Task instructions >> In the Katie Greves profile below, condense the paragraph beginning "Catherine Rose Greves, also known as" into a short bulleted list that keeps its main facts.

Katie Greves

Personal information
- Full name: Catherine Rose Greves
- Nationality: British
- Born: 2 September 1982 (age 43) London

Medal record
Women's rowing
Representing Great Britain
Olympic Games
| Silver medal – second place | 2016 Rio de Janeiro | W8+ |
World Championships
| Bronze medal – third place | 2011 Bled | W8+ |
| Bronze medal – third place | 2007 Munich | W8+ |
European Championships
| Gold medal – first place | 2016 Brandenburg | W8+ |
| Silver medal – second place | 2014 Belgrade | W8+ |
World Cup
| Silver medal – second place | 2016 Poznan | W8+ |
| Silver medal – second place | 2016 Lucerne | W8+ |
| Bronze medal – third place | 2015 Lucerne | W8+ |
| Bronze medal – third place | 2015 Varese | W8+ |
| Bronze medal – third place | 2014 Lucerne | W8+ |
| Bronze medal – third place | 2014 Aiguebelette | W8+ |
| Bronze medal – third place | 2012 Munich | W8+ |
| Bronze medal – third place | 2012 Belgrade | W8+ |
| Silver medal – second place | 2011 Munich | W8+ |
| Silver medal – second place | 2009 Munich | W4x |
| Gold medal – first place | 2009 Banyoles | W4x |
| Bronze medal – third place | 2008 Poznan | W8+ |
| Silver medal – second place | 2007 Linz | W8+ |
| Bronze medal – third place | 2006 Poznan | W8+ |
| Bronze medal – third place | 2005 Lucerne | W2- |
| Bronze medal – third place | 2005 Eton Dorney | W8+ |
World U23 Championships
| Bronze medal – third place | 2003 Belgrade | BW2- |
World Junior Championships
| Bronze medal – third place | 1999 Plovdiv | JW4- |
Women's Cycling Time Trial
RTCC National Championship
| Bronze medal – third place | 2017 Cleveland | 50 mile |

= Katie Greves =

British rower

Catherine Rose Greves, also known as Katie Greves (born 2 September 1982, London), is an Olympic Games silver medallist British rower, triple Olympian and former European Champion.

Entries supplied >>

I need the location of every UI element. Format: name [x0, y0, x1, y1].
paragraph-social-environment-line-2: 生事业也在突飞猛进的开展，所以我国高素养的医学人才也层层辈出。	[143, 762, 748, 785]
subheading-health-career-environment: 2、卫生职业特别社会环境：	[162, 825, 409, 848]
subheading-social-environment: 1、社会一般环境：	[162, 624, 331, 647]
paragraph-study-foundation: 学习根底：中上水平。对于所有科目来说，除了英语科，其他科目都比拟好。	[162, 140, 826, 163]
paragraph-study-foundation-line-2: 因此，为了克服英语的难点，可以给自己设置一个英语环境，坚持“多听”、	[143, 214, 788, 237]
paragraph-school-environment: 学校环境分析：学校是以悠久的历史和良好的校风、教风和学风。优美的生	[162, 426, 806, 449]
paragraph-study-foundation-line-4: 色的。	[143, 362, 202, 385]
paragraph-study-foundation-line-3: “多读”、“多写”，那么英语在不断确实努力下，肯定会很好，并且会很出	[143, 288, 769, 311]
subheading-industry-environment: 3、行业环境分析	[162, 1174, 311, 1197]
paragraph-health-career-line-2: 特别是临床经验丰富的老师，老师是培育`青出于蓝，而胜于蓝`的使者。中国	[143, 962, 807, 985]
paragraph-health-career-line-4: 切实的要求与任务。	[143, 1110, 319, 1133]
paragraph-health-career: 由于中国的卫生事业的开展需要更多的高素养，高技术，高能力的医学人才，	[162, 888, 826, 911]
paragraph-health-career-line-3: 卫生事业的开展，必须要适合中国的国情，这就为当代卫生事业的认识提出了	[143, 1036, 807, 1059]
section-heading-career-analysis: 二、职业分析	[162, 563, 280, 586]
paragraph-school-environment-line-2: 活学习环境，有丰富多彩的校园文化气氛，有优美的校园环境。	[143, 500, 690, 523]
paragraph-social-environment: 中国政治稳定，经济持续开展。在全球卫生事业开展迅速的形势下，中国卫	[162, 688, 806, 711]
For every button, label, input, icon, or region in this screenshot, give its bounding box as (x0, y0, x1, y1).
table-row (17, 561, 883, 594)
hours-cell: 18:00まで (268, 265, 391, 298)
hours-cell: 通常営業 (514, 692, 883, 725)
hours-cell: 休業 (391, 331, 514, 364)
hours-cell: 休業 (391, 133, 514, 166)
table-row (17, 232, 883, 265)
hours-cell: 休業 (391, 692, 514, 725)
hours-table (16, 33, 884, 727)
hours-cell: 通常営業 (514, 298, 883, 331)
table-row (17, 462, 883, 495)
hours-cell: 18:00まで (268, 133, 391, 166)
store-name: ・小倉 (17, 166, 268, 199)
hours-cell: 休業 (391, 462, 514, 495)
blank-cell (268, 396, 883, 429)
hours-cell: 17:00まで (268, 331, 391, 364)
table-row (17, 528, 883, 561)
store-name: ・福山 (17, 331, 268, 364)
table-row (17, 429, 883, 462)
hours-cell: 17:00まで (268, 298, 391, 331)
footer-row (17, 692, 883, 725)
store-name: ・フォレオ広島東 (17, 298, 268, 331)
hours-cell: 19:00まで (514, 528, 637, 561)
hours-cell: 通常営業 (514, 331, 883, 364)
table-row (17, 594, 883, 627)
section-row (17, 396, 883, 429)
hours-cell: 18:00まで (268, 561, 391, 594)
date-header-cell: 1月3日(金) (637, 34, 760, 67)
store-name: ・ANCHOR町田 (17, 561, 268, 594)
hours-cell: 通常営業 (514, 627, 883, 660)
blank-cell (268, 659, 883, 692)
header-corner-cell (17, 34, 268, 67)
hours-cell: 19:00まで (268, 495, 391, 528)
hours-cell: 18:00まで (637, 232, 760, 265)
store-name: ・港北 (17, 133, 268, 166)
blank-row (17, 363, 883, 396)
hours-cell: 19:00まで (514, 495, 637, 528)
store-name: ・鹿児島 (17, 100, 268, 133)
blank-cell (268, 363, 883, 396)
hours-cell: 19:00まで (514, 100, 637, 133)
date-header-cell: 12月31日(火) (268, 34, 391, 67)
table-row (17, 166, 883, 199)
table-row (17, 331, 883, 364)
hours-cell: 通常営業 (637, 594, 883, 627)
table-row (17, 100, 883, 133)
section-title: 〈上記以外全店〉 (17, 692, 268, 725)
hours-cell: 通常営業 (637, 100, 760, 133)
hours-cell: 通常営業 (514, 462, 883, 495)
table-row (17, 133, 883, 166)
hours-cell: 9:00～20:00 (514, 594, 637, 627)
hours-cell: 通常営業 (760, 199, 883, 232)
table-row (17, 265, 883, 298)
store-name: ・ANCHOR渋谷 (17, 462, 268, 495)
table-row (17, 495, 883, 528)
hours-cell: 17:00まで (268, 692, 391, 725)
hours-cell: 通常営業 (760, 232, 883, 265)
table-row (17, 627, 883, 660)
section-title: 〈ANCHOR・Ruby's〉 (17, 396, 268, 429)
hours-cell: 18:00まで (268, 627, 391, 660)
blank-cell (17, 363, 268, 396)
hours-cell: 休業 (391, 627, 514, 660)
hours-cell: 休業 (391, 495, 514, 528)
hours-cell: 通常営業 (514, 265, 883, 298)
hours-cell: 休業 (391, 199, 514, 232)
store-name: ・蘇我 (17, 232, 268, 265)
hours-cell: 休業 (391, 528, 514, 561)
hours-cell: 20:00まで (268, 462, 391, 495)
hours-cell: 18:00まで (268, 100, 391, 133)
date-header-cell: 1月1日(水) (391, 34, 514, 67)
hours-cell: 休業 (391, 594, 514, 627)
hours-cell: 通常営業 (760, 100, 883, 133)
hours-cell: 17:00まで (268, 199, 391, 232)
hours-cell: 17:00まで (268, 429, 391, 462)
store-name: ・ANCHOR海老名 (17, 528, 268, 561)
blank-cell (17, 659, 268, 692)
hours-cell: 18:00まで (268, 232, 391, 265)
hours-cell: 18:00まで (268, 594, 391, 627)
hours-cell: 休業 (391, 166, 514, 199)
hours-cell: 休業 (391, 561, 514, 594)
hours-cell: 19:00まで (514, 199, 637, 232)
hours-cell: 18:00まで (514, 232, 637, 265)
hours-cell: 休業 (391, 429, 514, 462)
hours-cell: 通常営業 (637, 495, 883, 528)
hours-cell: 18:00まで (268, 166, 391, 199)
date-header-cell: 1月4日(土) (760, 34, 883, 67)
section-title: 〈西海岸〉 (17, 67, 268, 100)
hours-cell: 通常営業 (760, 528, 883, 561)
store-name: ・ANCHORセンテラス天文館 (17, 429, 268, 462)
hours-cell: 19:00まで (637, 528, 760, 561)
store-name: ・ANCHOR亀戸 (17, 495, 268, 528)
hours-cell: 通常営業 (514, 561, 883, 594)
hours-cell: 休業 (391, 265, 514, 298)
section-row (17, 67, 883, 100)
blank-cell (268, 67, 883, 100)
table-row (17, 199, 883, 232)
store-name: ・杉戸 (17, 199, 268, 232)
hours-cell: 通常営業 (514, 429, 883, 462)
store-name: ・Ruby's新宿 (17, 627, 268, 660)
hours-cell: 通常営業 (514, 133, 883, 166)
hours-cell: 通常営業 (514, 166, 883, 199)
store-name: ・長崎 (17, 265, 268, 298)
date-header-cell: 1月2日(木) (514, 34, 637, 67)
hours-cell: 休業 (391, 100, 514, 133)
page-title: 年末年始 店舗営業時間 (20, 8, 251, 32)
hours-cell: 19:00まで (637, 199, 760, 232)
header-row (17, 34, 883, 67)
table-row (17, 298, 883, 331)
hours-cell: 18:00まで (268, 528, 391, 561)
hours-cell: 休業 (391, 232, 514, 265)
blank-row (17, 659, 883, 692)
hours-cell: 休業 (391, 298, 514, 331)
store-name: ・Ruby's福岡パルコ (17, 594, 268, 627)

Response area >>
- Name: Catherine Rose Greves, also known as Katie Greves
- Born: 2 September 1982, London
- British rower
- Olympic Games silver medalist
- Triple Olympian
- Former European Champion